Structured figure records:
___

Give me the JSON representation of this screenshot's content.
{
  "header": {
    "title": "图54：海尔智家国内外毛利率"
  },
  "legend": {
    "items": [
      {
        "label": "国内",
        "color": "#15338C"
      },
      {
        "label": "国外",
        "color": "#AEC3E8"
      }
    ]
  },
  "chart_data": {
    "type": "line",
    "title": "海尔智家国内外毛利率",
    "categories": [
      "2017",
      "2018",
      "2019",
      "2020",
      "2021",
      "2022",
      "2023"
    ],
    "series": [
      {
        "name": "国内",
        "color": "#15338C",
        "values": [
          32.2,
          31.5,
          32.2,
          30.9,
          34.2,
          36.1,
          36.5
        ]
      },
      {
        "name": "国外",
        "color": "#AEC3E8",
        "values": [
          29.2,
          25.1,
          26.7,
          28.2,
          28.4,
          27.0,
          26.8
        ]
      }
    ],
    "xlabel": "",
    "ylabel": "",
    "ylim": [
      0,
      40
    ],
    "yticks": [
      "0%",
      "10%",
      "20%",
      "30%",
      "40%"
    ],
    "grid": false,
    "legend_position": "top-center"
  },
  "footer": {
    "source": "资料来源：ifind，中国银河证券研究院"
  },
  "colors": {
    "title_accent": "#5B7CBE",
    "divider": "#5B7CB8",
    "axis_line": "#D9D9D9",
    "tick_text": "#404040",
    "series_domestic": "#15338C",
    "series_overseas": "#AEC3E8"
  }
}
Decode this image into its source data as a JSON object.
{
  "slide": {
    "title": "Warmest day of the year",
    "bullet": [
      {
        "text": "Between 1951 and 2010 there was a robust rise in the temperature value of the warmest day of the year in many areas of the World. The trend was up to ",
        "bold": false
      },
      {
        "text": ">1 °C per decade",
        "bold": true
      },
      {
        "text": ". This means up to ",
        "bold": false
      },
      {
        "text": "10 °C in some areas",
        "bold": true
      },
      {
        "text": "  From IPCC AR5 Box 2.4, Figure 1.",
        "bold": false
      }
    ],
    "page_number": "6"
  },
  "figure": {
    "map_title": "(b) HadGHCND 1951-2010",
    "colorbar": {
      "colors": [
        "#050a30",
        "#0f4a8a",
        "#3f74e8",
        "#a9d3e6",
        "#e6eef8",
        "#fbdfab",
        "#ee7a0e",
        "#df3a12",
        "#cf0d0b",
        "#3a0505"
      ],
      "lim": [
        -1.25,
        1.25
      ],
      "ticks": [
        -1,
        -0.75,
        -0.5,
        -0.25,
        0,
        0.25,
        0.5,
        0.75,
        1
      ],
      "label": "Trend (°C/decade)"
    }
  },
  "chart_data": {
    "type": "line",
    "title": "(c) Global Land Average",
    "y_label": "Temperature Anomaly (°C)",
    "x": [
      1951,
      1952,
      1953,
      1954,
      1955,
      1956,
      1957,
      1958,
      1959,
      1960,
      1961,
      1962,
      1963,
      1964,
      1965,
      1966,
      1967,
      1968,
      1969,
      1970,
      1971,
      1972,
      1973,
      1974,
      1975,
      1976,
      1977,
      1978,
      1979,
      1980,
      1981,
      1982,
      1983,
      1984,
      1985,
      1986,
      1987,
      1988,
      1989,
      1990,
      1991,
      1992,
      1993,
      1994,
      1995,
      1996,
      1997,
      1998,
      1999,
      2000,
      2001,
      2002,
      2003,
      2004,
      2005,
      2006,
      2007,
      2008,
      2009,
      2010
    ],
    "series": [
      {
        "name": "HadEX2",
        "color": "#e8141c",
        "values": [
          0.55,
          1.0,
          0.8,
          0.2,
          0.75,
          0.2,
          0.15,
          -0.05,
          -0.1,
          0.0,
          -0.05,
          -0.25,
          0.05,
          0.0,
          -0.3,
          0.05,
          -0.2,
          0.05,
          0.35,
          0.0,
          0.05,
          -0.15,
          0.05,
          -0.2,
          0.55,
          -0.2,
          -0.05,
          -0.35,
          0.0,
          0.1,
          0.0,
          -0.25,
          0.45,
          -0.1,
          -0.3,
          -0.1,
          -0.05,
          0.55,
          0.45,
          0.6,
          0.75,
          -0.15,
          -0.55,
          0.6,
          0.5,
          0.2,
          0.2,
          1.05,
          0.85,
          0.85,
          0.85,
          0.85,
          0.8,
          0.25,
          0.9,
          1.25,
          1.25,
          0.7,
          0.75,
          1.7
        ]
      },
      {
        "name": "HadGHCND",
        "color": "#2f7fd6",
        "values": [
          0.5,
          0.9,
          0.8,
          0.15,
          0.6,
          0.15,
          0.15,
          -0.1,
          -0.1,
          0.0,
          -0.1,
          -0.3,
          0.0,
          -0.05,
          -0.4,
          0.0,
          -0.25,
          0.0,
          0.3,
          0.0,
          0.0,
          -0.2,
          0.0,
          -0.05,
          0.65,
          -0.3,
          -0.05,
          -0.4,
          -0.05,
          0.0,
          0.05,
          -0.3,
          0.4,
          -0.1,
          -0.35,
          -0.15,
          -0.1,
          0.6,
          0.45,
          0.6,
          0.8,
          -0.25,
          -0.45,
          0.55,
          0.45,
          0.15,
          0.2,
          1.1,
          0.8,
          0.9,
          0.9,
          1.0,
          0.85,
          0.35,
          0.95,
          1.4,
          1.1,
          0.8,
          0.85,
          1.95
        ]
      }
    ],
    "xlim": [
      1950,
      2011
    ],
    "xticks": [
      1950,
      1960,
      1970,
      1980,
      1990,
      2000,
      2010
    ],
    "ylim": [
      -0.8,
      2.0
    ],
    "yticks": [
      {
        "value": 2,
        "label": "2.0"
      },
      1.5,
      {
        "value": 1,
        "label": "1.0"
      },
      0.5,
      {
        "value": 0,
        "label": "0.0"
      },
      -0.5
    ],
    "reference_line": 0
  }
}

___

Description of the task
Only a number is expected here: the count of lines in the listing that hold the string "areas".

Answer
2